# [Data entries]
--- Start ---

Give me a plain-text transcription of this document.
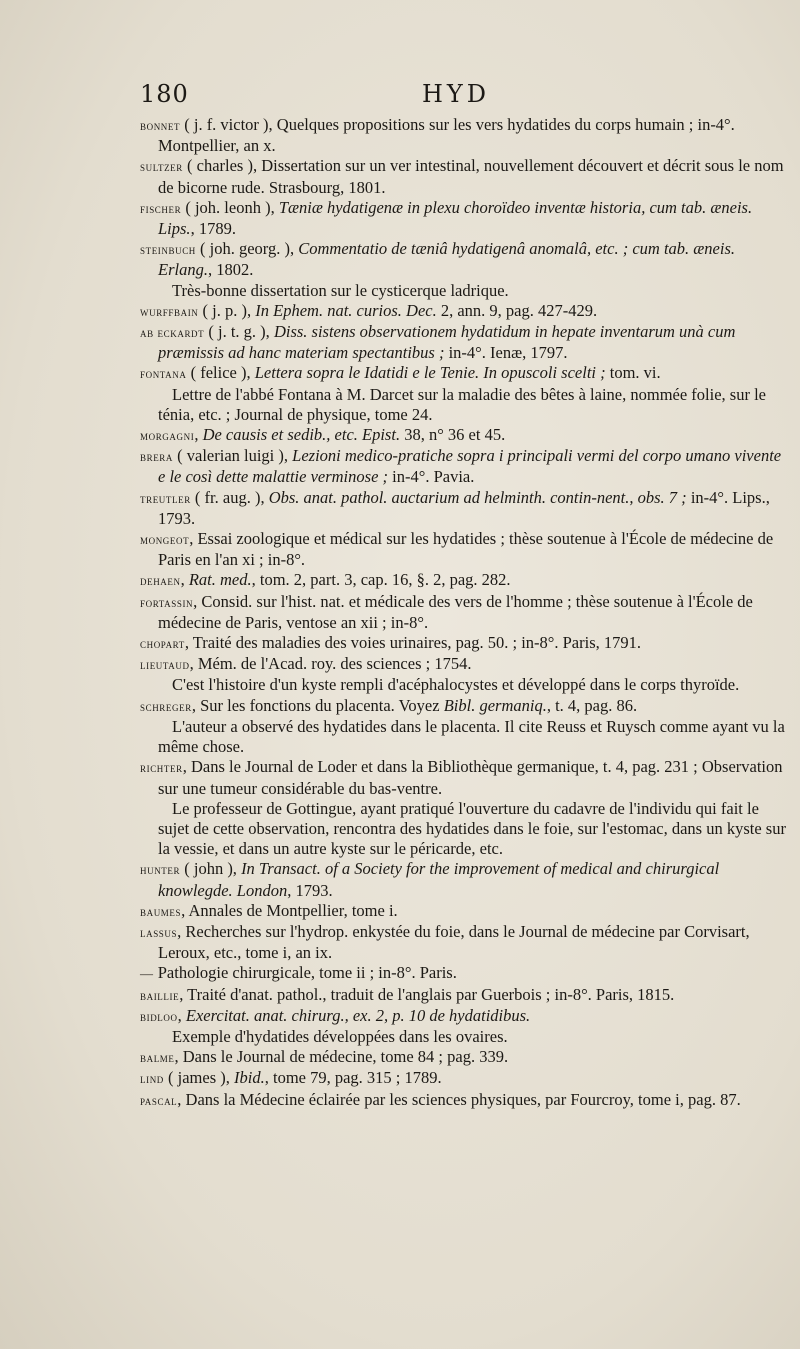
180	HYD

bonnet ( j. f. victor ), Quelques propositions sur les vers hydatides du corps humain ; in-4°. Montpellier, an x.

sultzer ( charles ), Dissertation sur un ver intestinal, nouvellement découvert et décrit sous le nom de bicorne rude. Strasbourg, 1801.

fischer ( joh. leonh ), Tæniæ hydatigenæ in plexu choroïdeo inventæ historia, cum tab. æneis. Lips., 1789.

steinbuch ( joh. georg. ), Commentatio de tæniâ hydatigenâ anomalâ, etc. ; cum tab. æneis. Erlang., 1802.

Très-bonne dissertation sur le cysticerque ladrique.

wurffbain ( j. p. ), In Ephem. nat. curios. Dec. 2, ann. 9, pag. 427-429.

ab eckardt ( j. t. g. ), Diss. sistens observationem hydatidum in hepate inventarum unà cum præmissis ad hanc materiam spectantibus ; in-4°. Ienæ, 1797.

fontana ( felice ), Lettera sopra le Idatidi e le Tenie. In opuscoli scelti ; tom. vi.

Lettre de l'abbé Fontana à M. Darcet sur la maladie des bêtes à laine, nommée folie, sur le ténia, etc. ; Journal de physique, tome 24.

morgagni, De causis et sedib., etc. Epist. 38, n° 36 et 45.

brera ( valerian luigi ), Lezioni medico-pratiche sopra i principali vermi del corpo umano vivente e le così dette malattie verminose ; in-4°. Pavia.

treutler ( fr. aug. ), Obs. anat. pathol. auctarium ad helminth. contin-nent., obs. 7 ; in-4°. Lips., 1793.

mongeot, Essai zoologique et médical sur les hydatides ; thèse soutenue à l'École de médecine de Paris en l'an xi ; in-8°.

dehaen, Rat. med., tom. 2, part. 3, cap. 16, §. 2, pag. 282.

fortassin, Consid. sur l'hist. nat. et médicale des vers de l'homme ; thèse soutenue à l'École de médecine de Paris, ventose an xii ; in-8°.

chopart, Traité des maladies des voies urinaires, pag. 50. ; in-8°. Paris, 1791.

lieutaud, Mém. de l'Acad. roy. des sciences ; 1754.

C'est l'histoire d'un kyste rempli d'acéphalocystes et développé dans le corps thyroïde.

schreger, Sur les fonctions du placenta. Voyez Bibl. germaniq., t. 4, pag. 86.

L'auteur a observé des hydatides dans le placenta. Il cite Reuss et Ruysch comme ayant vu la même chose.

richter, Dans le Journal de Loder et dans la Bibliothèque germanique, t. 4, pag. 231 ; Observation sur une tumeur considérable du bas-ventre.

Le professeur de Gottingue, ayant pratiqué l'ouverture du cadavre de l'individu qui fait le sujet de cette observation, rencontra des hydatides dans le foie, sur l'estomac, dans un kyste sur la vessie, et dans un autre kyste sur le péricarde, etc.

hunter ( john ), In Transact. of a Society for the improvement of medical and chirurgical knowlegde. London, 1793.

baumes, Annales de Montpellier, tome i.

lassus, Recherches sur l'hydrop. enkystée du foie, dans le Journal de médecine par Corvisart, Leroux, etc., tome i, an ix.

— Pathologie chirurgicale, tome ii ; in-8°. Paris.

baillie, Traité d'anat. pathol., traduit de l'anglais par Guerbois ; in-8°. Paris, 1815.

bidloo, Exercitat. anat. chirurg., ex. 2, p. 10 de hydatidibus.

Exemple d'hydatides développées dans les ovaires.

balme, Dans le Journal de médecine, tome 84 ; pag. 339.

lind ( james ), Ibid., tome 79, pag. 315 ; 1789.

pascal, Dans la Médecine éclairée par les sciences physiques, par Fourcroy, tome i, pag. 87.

--- End ---
--- Start ---

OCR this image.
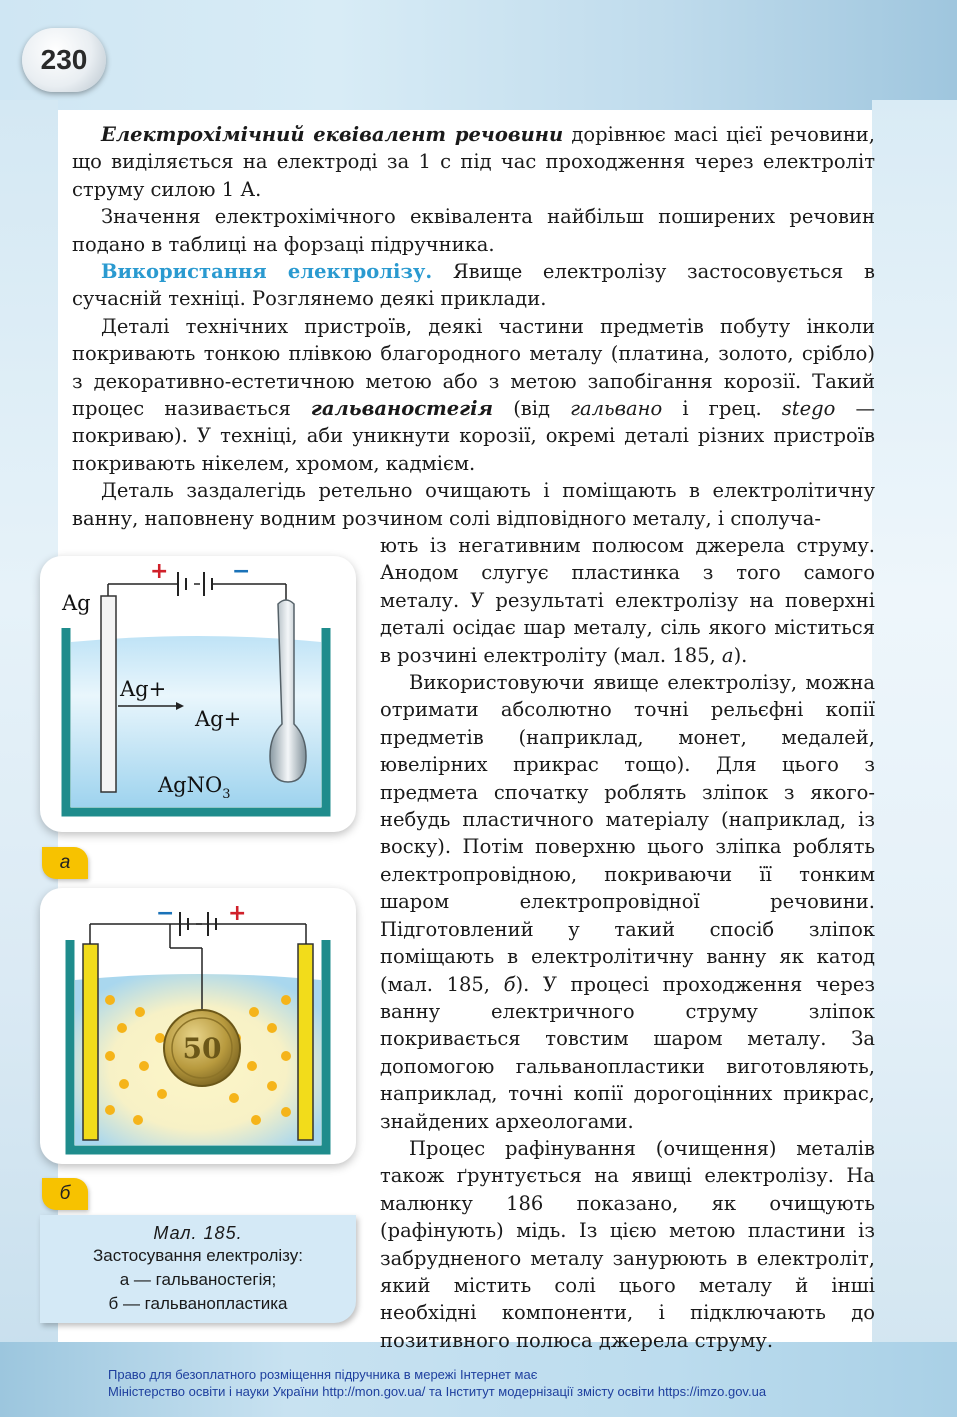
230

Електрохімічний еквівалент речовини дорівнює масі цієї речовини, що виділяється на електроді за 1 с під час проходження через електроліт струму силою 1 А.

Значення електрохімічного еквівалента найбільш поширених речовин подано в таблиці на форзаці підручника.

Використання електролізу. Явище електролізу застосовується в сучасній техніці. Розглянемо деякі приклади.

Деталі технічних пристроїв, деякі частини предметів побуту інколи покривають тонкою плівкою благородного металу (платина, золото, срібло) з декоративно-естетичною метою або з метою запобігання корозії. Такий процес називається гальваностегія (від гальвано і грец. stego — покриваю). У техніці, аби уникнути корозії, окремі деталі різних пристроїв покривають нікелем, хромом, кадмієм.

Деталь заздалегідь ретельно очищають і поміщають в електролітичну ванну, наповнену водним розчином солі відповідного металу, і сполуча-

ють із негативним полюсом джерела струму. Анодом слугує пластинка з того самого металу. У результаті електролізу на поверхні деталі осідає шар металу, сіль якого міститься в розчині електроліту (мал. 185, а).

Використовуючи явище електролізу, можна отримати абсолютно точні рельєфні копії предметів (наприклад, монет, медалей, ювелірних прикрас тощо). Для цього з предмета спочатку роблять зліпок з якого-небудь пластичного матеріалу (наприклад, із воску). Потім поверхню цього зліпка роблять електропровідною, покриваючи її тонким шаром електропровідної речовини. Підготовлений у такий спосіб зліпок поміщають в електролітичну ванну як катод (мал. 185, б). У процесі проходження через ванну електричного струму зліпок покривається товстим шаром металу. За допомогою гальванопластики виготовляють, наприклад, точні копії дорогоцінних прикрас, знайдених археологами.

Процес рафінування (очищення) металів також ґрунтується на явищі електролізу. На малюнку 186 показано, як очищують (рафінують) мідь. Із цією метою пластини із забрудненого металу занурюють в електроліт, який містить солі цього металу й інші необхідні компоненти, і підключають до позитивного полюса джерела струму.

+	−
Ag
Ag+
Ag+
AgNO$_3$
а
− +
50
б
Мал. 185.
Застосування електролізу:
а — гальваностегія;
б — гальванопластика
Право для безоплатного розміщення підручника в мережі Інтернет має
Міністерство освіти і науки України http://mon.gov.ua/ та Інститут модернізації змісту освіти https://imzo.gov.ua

--- End ---
--- Start ---

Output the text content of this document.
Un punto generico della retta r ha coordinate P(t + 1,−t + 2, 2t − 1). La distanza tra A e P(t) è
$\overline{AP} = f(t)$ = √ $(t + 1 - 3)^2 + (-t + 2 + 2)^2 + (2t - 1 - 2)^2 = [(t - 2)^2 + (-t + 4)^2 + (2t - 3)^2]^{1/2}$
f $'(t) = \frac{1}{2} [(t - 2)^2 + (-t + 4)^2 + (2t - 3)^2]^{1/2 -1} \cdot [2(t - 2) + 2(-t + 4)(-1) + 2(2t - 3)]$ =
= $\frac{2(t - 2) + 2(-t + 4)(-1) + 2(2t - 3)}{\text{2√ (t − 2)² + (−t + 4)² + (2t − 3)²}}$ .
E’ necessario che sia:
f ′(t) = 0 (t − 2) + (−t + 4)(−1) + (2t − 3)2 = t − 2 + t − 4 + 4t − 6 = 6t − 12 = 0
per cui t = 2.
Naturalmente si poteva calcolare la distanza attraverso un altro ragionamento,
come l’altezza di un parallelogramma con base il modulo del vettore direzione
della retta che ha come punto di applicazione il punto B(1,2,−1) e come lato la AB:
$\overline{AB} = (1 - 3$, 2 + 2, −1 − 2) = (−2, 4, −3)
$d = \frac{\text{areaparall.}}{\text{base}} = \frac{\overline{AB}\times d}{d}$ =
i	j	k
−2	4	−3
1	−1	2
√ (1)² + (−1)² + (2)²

--- End ---

# [Exercise directions]
Check each line of the data above for the string "come" and report only how many lines have it.

# [Response to the task]
2